### Recorded data
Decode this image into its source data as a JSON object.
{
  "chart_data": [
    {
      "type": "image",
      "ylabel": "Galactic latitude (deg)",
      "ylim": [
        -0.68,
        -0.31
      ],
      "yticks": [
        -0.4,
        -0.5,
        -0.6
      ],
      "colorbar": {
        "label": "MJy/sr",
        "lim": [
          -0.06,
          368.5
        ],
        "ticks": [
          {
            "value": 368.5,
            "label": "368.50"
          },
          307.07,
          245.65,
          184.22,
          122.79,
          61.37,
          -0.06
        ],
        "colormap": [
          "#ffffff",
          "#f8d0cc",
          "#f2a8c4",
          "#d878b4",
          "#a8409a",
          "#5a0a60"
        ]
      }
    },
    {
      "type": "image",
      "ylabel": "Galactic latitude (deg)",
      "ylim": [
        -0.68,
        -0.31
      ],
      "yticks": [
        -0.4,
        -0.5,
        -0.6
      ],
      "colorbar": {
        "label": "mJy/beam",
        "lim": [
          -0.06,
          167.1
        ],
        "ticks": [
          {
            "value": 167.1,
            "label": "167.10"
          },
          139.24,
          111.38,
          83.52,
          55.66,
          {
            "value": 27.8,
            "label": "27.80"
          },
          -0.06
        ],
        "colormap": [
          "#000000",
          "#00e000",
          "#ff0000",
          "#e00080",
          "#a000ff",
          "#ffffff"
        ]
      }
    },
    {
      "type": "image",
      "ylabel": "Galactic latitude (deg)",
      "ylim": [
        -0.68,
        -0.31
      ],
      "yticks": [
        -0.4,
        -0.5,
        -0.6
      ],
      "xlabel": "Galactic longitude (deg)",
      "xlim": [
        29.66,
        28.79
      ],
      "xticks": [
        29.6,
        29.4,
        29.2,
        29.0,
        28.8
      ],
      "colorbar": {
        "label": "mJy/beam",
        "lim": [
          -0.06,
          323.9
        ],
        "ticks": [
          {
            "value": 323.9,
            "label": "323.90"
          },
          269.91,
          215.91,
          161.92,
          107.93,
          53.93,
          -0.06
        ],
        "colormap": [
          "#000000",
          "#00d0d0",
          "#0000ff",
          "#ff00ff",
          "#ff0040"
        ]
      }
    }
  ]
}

### WHAT TO WORK ON
Repeat every line of the material exactly as given.

### FULL OUTPUT
Decode this image into its source data as a JSON object.
{
  "chart_data": [
    {
      "type": "image",
      "ylabel": "Galactic latitude (deg)",
      "ylim": [
        -0.68,
        -0.31
      ],
      "yticks": [
        -0.4,
        -0.5,
        -0.6
      ],
      "colorbar": {
        "label": "MJy/sr",
        "lim": [
          -0.06,
          368.5
        ],
        "ticks": [
          {
            "value": 368.5,
            "label": "368.50"
          },
          307.07,
          245.65,
          184.22,
          122.79,
          61.37,
          -0.06
        ],
        "colormap": [
          "#ffffff",
          "#f8d0cc",
          "#f2a8c4",
          "#d878b4",
          "#a8409a",
          "#5a0a60"
        ]
      }
    },
    {
      "type": "image",
      "ylabel": "Galactic latitude (deg)",
      "ylim": [
        -0.68,
        -0.31
      ],
      "yticks": [
        -0.4,
        -0.5,
        -0.6
      ],
      "colorbar": {
        "label": "mJy/beam",
        "lim": [
          -0.06,
          167.1
        ],
        "ticks": [
          {
            "value": 167.1,
            "label": "167.10"
          },
          139.24,
          111.38,
          83.52,
          55.66,
          {
            "value": 27.8,
            "label": "27.80"
          },
          -0.06
        ],
        "colormap": [
          "#000000",
          "#00e000",
          "#ff0000",
          "#e00080",
          "#a000ff",
          "#ffffff"
        ]
      }
    },
    {
      "type": "image",
      "ylabel": "Galactic latitude (deg)",
      "ylim": [
        -0.68,
        -0.31
      ],
      "yticks": [
        -0.4,
        -0.5,
        -0.6
      ],
      "xlabel": "Galactic longitude (deg)",
      "xlim": [
        29.66,
        28.79
      ],
      "xticks": [
        29.6,
        29.4,
        29.2,
        29.0,
        28.8
      ],
      "colorbar": {
        "label": "mJy/beam",
        "lim": [
          -0.06,
          323.9
        ],
        "ticks": [
          {
            "value": 323.9,
            "label": "323.90"
          },
          269.91,
          215.91,
          161.92,
          107.93,
          53.93,
          -0.06
        ],
        "colormap": [
          "#000000",
          "#00d0d0",
          "#0000ff",
          "#ff00ff",
          "#ff0040"
        ]
      }
    }
  ]
}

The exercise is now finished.